■ **Problem**:
Reproduce the rows word for word, from the first one up to and including the line containing "bullet-icon (47, 391, 51, 395)".

[Collection entries]
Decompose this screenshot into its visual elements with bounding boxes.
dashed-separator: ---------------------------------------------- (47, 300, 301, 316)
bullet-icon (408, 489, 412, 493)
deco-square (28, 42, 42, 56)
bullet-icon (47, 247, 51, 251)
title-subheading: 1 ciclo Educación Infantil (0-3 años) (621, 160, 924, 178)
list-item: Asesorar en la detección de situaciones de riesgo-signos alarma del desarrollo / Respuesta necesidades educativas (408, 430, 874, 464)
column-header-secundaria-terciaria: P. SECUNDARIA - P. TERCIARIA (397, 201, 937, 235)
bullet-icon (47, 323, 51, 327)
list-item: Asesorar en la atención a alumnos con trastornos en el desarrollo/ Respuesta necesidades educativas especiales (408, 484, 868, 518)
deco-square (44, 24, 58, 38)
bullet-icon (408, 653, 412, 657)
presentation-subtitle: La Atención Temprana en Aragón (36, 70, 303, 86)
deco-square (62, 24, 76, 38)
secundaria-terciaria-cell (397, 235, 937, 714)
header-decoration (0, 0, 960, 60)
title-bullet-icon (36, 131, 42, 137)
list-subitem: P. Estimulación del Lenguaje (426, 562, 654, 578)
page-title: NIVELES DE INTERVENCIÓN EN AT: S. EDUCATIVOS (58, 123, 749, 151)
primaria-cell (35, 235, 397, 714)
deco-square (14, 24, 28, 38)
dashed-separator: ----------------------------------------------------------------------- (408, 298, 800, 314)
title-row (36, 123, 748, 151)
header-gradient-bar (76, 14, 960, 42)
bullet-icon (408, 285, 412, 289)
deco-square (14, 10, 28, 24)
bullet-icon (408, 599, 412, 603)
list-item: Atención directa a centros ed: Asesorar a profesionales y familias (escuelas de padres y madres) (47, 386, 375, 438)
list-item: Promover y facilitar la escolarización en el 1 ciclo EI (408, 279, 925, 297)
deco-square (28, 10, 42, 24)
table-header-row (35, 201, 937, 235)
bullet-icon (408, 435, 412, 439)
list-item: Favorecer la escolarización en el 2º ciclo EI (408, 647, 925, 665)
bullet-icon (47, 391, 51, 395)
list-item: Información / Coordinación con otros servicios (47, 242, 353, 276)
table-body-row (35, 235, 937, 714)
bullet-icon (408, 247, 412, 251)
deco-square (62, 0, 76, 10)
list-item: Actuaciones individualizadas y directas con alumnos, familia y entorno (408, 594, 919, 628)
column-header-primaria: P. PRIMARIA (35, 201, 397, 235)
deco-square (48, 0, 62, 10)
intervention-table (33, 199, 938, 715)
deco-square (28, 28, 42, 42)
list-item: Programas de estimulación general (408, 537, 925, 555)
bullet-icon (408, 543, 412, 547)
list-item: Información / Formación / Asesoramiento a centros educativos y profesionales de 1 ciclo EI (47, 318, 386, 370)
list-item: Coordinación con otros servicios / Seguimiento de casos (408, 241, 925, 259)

■ **Response**:
Decompose this screenshot into its visual elements with bounding boxes.
dashed-separator: ---------------------------------------------- (47, 300, 301, 316)
bullet-icon (408, 489, 412, 493)
deco-square (28, 42, 42, 56)
bullet-icon (47, 247, 51, 251)
title-subheading: 1 ciclo Educación Infantil (0-3 años) (621, 160, 924, 178)
list-item: Asesorar en la detección de situaciones de riesgo-signos alarma del desarrollo / Respuesta necesidades educativas (408, 430, 874, 464)
column-header-secundaria-terciaria: P. SECUNDARIA - P. TERCIARIA (397, 201, 937, 235)
bullet-icon (47, 323, 51, 327)
list-item: Asesorar en la atención a alumnos con trastornos en el desarrollo/ Respuesta necesidades educativas especiales (408, 484, 868, 518)
deco-square (44, 24, 58, 38)
bullet-icon (408, 653, 412, 657)
presentation-subtitle: La Atención Temprana en Aragón (36, 70, 303, 86)
deco-square (62, 24, 76, 38)
secundaria-terciaria-cell (397, 235, 937, 714)
header-decoration (0, 0, 960, 60)
title-bullet-icon (36, 131, 42, 137)
list-subitem: P. Estimulación del Lenguaje (426, 562, 654, 578)
page-title: NIVELES DE INTERVENCIÓN EN AT: S. EDUCATIVOS (58, 123, 749, 151)
primaria-cell (35, 235, 397, 714)
deco-square (14, 24, 28, 38)
dashed-separator: ----------------------------------------------------------------------- (408, 298, 800, 314)
title-row (36, 123, 748, 151)
header-gradient-bar (76, 14, 960, 42)
bullet-icon (408, 285, 412, 289)
deco-square (14, 10, 28, 24)
bullet-icon (408, 599, 412, 603)
list-item: Atención directa a centros ed: Asesorar a profesionales y familias (escuelas de padres y madres) (47, 386, 375, 438)
list-item: Promover y facilitar la escolarización en el 1 ciclo EI (408, 279, 925, 297)
deco-square (28, 10, 42, 24)
table-header-row (35, 201, 937, 235)
bullet-icon (408, 435, 412, 439)
list-item: Favorecer la escolarización en el 2º ciclo EI (408, 647, 925, 665)
bullet-icon (47, 391, 51, 395)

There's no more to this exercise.